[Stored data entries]
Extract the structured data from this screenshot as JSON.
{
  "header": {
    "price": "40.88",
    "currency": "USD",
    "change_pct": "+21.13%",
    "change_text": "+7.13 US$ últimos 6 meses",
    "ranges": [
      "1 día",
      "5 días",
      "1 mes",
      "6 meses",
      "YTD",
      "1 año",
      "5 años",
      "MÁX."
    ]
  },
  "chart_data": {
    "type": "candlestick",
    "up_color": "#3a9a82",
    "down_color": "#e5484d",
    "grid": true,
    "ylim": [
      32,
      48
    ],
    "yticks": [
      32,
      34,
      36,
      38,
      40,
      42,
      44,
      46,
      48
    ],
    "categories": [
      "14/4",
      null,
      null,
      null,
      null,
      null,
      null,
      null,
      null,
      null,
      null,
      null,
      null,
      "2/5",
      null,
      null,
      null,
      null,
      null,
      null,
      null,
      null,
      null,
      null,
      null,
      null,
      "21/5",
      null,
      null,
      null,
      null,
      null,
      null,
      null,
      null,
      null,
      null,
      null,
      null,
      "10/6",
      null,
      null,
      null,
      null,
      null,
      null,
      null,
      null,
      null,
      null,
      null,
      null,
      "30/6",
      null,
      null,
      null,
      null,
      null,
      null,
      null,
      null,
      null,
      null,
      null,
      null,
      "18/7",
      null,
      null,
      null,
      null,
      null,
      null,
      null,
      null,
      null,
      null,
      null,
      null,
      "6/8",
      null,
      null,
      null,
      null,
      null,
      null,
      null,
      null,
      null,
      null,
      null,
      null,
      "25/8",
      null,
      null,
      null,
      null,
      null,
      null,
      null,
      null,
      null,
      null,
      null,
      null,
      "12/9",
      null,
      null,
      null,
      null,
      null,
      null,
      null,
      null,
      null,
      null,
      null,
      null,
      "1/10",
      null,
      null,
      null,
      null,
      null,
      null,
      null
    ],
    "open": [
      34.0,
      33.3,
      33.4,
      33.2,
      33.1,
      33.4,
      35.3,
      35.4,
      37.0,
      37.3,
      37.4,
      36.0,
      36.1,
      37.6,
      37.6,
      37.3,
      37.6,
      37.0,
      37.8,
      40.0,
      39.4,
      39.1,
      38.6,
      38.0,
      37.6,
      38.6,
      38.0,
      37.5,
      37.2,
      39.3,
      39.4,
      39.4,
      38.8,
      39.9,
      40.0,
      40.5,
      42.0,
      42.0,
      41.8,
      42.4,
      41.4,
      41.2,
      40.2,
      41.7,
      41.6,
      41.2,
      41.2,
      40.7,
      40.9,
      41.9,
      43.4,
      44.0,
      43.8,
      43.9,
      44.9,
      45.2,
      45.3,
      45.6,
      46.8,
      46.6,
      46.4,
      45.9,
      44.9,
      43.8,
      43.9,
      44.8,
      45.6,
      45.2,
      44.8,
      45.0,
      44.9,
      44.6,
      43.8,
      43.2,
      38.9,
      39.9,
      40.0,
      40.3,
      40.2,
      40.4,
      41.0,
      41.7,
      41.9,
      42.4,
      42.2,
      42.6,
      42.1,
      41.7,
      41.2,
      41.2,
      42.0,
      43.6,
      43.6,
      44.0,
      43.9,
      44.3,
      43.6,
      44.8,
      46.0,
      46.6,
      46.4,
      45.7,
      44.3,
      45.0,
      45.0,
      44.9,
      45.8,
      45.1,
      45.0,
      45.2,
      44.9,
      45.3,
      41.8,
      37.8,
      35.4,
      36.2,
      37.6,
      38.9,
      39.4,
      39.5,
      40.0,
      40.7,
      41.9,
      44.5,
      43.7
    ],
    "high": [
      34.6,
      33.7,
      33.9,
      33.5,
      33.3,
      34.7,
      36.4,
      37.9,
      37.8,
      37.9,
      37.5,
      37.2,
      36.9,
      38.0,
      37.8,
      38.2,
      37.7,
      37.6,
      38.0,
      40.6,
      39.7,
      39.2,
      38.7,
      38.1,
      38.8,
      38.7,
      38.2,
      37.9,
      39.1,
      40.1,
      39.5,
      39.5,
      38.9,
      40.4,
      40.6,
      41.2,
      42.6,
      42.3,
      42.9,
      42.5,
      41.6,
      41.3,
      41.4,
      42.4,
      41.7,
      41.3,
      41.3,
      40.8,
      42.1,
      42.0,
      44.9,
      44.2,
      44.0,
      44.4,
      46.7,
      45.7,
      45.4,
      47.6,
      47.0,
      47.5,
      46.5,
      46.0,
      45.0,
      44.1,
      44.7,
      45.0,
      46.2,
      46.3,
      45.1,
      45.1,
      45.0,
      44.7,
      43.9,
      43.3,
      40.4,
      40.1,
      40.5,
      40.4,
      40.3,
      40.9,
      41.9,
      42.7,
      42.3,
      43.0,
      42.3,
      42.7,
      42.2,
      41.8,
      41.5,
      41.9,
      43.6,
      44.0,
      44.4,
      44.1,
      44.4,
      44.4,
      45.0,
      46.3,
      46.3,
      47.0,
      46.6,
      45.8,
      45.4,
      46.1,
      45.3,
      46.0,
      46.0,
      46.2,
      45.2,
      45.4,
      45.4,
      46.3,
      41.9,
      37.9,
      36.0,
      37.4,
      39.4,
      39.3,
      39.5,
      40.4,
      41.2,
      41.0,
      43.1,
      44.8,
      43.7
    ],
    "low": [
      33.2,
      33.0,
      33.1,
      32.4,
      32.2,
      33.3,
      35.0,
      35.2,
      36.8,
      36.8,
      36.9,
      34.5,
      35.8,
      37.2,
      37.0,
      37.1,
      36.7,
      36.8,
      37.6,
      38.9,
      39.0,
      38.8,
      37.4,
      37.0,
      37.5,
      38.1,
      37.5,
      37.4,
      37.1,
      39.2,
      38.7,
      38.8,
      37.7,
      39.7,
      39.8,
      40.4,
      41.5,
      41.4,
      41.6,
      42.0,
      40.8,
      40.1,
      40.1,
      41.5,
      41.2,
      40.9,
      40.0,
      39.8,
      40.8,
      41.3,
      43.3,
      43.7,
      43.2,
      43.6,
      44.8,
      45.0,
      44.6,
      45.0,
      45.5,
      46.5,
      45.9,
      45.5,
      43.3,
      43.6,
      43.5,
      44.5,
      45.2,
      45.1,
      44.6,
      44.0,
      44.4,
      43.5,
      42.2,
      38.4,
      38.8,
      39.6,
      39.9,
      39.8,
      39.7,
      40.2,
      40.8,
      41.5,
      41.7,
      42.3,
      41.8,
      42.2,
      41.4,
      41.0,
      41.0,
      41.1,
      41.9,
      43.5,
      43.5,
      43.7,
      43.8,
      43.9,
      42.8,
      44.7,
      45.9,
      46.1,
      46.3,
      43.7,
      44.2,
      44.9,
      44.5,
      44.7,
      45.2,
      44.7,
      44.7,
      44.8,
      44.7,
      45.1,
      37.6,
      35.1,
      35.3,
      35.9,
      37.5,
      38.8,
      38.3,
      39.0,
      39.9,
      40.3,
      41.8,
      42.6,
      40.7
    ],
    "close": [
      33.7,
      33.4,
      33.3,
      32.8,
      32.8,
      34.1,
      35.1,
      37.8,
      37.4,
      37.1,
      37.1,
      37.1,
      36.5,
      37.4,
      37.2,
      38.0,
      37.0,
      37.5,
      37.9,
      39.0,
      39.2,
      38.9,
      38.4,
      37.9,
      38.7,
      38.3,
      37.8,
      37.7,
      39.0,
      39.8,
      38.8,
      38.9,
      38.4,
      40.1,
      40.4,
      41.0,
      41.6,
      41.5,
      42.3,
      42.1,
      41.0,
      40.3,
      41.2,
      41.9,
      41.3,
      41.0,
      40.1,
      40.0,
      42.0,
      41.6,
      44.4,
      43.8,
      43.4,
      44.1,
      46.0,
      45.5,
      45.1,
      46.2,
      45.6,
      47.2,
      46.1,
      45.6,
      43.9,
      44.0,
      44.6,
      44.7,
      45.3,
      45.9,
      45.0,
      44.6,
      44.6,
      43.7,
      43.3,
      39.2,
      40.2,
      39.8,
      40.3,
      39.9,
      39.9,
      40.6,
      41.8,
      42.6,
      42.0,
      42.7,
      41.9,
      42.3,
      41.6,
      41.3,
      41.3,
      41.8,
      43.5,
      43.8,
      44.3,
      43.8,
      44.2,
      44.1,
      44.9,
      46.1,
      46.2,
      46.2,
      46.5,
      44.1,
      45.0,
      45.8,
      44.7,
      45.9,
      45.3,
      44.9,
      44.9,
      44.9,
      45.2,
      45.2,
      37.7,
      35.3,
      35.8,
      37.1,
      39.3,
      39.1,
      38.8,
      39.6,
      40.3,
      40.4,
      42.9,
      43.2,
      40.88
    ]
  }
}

* **TASK INSTRUCTIONS**:
In the entries above, some lines may contain the string "meses"; report how many, without additional comment.

* **FULL ANSWER**:
2